Directions
Print the records again, character for character.

Dataset extract
# # # #

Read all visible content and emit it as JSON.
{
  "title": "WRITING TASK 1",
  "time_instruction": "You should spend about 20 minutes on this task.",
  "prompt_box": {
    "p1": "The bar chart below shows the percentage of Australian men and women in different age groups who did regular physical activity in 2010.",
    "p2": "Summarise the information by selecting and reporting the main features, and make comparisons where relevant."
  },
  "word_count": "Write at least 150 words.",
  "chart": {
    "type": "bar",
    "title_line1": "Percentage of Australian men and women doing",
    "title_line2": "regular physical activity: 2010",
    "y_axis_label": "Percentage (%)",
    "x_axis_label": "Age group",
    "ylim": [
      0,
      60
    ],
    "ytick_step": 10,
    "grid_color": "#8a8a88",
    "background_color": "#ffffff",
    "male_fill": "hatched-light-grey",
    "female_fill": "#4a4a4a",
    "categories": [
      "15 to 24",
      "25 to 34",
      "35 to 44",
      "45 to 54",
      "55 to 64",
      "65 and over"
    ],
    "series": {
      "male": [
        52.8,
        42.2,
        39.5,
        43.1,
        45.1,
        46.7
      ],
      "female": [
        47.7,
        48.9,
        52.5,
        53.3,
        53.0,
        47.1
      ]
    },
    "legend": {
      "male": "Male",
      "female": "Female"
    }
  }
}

# # # #

Exercise result
Read all visible content and emit it as JSON.
{
  "title": "WRITING TASK 1",
  "time_instruction": "You should spend about 20 minutes on this task.",
  "prompt_box": {
    "p1": "The bar chart below shows the percentage of Australian men and women in different age groups who did regular physical activity in 2010.",
    "p2": "Summarise the information by selecting and reporting the main features, and make comparisons where relevant."
  },
  "word_count": "Write at least 150 words.",
  "chart": {
    "type": "bar",
    "title_line1": "Percentage of Australian men and women doing",
    "title_line2": "regular physical activity: 2010",
    "y_axis_label": "Percentage (%)",
    "x_axis_label": "Age group",
    "ylim": [
      0,
      60
    ],
    "ytick_step": 10,
    "grid_color": "#8a8a88",
    "background_color": "#ffffff",
    "male_fill": "hatched-light-grey",
    "female_fill": "#4a4a4a",
    "categories": [
      "15 to 24",
      "25 to 34",
      "35 to 44",
      "45 to 54",
      "55 to 64",
      "65 and over"
    ],
    "series": {
      "male": [
        52.8,
        42.2,
        39.5,
        43.1,
        45.1,
        46.7
      ],
      "female": [
        47.7,
        48.9,
        52.5,
        53.3,
        53.0,
        47.1
      ]
    },
    "legend": {
      "male": "Male",
      "female": "Female"
    }
  }
}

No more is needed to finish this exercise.